## WORK INSTRUCTIONS
In the court opinion, on what date did Dibatech receive its license from the Board?

## PASSAGE
::::::
Opinion
G061856
12-05-2023
Manning Construction Law and Kimberly J. Manning for Plaintiffs and Appellants. Prosperous Law Group, David T. Tran and Kristin Cable for Defendants and Respondents.
NOT TO BE PUBLISHED
Appeal from a judgment of the Superior Court of Orange County No. 30-2017-00938142, David A. Hoffer, Judge. Affirmed.
Manning Construction Law and Kimberly J. Manning for Plaintiffs and Appellants.
Prosperous Law Group, David T. Tran and Kristin Cable for Defendants and Respondents.
OPINION
MOTOIKE, J.
If a contractor performs any portion of a project without a valid license, the customer may seek disgorgement of the compensation paid for the entire project. (Bus. &Prof. Code, § 7031, subd. (b).) In this case, we hold disgorgement of the compensation for the entire project is appropriate when the majority of the work is performed by a company whose license was suspended during the project, while some work is performed by its licensed alter ego.
FACTS AND PROCEDURAL HISTORY
Alireza Rezazadeh Dibaei is a contractor who did business as a sole proprietor under the name Elite Builders and Remodeling (Elite). In 2015, the Contractors State License Board (the Board) ordered Dibaei to obtain and maintain a disciplinary bond in the amount of $60,000 for three years. Dibaei obtained a bond from Philadelphia Insurance Companies.
In January 2017, Philadelphia Insurance Companies cancelled the disciplinary bond it had issued to Dibaei. The Board notified Dibaei he had 30 days to obtain a new disciplinary bond, or Elite's license would be suspended. Dibaei paid loan broker Alan Yousefi $9,000 to obtain a disciplinary bond from Platte River Insurance Company (Platte River) in order to maintain Elite's contractor's license. Dibaei filled out an application containing several false statements about his and Elite's financial and license history. Yousefi provided Elite with a Platte River disciplinary bond certificate, which the parties agree was a forgery. Yousefi stole the $9,000 from Dibaei. Elite's license was suspended by the Board on March 14, 2017, retroactive to February 12, 2017.
Dibaei incorporated Dibatech, Inc. on April 11, 2016. Dibatech received a license from the Board on March 27, 2017. Platte River issued a valid $60,000 disciplinary bond to Dibatech.
::::::
## ENTRIES SHOWN
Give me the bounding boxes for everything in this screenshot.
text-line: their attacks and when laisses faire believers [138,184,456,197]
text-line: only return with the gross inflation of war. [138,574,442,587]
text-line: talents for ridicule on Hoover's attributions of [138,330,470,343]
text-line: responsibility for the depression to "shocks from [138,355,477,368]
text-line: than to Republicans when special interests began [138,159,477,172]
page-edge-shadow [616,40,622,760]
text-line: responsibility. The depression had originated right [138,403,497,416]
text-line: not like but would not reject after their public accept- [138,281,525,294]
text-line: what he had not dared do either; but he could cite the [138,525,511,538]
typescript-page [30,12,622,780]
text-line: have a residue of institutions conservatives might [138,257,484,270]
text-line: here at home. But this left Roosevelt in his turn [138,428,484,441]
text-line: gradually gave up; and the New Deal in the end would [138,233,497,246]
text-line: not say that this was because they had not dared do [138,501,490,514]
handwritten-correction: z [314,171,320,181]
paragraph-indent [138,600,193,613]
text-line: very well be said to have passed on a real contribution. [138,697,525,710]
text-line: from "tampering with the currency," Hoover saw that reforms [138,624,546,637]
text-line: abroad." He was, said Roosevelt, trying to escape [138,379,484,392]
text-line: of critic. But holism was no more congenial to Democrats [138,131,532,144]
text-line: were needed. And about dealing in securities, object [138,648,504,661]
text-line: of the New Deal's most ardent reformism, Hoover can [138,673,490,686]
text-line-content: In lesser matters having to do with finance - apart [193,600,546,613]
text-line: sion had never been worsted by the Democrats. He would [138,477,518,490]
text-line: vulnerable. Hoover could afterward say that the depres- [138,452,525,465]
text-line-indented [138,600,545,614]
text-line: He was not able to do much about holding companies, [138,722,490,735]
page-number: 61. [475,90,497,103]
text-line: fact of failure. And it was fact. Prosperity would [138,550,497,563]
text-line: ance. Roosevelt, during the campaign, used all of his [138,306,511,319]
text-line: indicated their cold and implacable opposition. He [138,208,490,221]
::::::
## ANSWER TO THE EXERCISE
March 27, 2017